Directions: Write out, precisely and in full, each line of the material.

Source records
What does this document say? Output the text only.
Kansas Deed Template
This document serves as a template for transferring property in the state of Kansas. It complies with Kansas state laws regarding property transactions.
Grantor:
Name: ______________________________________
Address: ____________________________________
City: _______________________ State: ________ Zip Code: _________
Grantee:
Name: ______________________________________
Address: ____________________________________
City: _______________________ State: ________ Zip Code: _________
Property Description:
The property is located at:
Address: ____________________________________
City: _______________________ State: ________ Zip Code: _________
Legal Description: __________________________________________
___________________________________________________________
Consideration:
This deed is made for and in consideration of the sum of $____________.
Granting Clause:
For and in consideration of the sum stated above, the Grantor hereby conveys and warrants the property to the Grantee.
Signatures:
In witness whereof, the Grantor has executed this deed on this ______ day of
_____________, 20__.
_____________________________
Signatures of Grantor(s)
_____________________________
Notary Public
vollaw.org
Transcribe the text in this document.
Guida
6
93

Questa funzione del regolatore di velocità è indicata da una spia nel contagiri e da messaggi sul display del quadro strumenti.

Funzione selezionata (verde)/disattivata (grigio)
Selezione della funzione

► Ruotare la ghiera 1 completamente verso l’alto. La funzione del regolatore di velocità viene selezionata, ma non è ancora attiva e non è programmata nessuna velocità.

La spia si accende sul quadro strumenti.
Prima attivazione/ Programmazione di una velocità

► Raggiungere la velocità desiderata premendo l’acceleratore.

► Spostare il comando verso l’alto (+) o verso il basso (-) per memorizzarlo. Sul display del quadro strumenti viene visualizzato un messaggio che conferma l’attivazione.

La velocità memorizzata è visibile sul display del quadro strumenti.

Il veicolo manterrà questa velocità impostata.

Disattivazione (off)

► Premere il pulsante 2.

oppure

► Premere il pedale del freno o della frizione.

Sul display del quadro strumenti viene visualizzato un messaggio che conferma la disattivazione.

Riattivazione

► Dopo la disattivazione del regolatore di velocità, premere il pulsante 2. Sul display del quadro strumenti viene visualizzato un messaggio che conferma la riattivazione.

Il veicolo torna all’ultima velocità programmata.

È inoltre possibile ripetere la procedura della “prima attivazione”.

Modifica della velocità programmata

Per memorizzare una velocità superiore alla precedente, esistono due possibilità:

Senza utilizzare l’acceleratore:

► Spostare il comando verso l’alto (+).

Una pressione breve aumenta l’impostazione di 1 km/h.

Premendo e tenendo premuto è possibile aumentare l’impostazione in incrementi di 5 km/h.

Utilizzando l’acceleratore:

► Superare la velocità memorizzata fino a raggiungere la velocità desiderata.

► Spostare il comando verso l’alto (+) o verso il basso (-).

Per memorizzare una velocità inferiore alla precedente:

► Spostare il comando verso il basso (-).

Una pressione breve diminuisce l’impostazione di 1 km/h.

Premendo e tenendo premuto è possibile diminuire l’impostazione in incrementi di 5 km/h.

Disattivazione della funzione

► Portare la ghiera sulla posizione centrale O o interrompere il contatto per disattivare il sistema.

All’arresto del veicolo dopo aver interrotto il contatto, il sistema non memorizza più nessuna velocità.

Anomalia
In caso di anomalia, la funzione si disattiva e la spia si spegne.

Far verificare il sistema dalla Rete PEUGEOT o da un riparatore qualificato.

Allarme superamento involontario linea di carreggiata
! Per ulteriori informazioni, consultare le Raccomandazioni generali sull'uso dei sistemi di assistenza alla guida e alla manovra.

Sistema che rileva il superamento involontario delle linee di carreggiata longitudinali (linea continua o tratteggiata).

Answer for the task:
What does this document say? Output the text only.
Kansas Deed Template
This document serves as a template for transferring property in the state of Kansas. It complies with Kansas state laws regarding property transactions.
Grantor:
Name: ______________________________________
Address: ____________________________________
City: _______________________ State: ________ Zip Code: _________
Grantee:
Name: ______________________________________
Address: ____________________________________
City: _______________________ State: ________ Zip Code: _________
Property Description:
The property is located at:
Address: ____________________________________
City: _______________________ State: ________ Zip Code: _________
Legal Description: __________________________________________
___________________________________________________________
Consideration:
This deed is made for and in consideration of the sum of $____________.
Granting Clause:
For and in consideration of the sum stated above, the Grantor hereby conveys and warrants the property to the Grantee.
Signatures:
In witness whereof, the Grantor has executed this deed on this ______ day of
_____________, 20__.
_____________________________
Signatures of Grantor(s)
_____________________________
Notary Public
vollaw.org
Transcribe the text in this document.
Guida
6
93

Questa funzione del regolatore di velocità è indicata da una spia nel contagiri e da messaggi sul display del quadro strumenti.

Funzione selezionata (verde)/disattivata (grigio)
Selezione della funzione

► Ruotare la ghiera 1 completamente verso l’alto. La funzione del regolatore di velocità viene selezionata, ma non è ancora attiva e non è programmata nessuna velocità.

La spia si accende sul quadro strumenti.
Prima attivazione/ Programmazione di una velocità

► Raggiungere la velocità desiderata premendo l’acceleratore.

► Spostare il comando verso l’alto (+) o verso il basso (-) per memorizzarlo. Sul display del quadro strumenti viene visualizzato un messaggio che conferma l’attivazione.

La velocità memorizzata è visibile sul display del quadro strumenti.

Il veicolo manterrà questa velocità impostata.

Disattivazione (off)

► Premere il pulsante 2.

oppure

► Premere il pedale del freno o della frizione.

Sul display del quadro strumenti viene visualizzato un messaggio che conferma la disattivazione.

Riattivazione

► Dopo la disattivazione del regolatore di velocità, premere il pulsante 2. Sul display del quadro strumenti viene visualizzato un messaggio che conferma la riattivazione.

Il veicolo torna all’ultima velocità programmata.

È inoltre possibile ripetere la procedura della “prima attivazione”.

Modifica della velocità programmata

Per memorizzare una velocità superiore alla precedente, esistono due possibilità:

Senza utilizzare l’acceleratore:

► Spostare il comando verso l’alto (+).

Una pressione breve aumenta l’impostazione di 1 km/h.

Premendo e tenendo premuto è possibile aumentare l’impostazione in incrementi di 5 km/h.

Utilizzando l’acceleratore:

► Superare la velocità memorizzata fino a raggiungere la velocità desiderata.

► Spostare il comando verso l’alto (+) o verso il basso (-).

Per memorizzare una velocità inferiore alla precedente:

► Spostare il comando verso il basso (-).

Una pressione breve diminuisce l’impostazione di 1 km/h.

Premendo e tenendo premuto è possibile diminuire l’impostazione in incrementi di 5 km/h.

Disattivazione della funzione

► Portare la ghiera sulla posizione centrale O o interrompere il contatto per disattivare il sistema.

All’arresto del veicolo dopo aver interrotto il contatto, il sistema non memorizza più nessuna velocità.

Anomalia
In caso di anomalia, la funzione si disattiva e la spia si spegne.

Far verificare il sistema dalla Rete PEUGEOT o da un riparatore qualificato.

Allarme superamento involontario linea di carreggiata
! Per ulteriori informazioni, consultare le Raccomandazioni generali sull'uso dei sistemi di assistenza alla guida e alla manovra.

Sistema che rileva il superamento involontario delle linee di carreggiata longitudinali (linea continua o tratteggiata).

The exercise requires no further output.